Direction: Look through the data below and report how many lines include "Stockwinde". Only the number should be given.

Records to use:
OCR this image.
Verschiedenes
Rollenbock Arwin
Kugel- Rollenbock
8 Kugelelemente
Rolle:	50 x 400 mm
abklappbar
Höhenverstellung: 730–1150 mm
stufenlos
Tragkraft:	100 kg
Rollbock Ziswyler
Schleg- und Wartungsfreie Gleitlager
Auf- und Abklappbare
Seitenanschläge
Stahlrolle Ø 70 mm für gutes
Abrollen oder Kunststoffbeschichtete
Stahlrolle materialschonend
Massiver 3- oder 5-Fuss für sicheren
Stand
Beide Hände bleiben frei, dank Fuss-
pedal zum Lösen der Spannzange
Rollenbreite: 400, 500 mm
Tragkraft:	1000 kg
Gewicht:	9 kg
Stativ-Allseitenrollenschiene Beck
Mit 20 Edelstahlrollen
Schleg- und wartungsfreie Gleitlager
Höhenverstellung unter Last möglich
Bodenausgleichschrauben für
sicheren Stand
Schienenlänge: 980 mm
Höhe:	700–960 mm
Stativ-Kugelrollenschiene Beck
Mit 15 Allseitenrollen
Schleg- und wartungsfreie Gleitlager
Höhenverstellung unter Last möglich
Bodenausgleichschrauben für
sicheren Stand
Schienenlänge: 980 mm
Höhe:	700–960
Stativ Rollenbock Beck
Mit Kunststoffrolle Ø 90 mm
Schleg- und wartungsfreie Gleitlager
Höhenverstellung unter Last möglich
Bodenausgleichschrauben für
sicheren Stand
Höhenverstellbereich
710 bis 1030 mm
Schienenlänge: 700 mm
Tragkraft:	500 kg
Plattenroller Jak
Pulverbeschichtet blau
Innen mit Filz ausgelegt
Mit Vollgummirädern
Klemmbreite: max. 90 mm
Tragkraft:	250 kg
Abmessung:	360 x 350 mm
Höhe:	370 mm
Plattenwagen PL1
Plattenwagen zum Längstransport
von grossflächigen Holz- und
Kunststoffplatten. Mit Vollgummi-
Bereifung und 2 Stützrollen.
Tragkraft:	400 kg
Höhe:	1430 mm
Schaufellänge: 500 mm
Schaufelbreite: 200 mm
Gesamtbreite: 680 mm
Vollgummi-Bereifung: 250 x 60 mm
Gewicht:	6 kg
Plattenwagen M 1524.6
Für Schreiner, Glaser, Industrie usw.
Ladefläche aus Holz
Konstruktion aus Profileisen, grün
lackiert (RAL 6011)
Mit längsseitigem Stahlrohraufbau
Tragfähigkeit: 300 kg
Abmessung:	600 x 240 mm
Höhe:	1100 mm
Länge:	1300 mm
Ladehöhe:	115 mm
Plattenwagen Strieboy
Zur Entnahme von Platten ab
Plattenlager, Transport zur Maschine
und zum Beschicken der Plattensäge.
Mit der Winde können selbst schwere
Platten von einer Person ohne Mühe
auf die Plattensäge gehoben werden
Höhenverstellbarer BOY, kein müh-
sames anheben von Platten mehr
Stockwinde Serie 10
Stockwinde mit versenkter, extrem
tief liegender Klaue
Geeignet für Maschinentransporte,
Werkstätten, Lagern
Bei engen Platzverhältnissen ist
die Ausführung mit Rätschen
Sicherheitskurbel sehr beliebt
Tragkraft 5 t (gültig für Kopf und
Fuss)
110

Answer to the problem: 2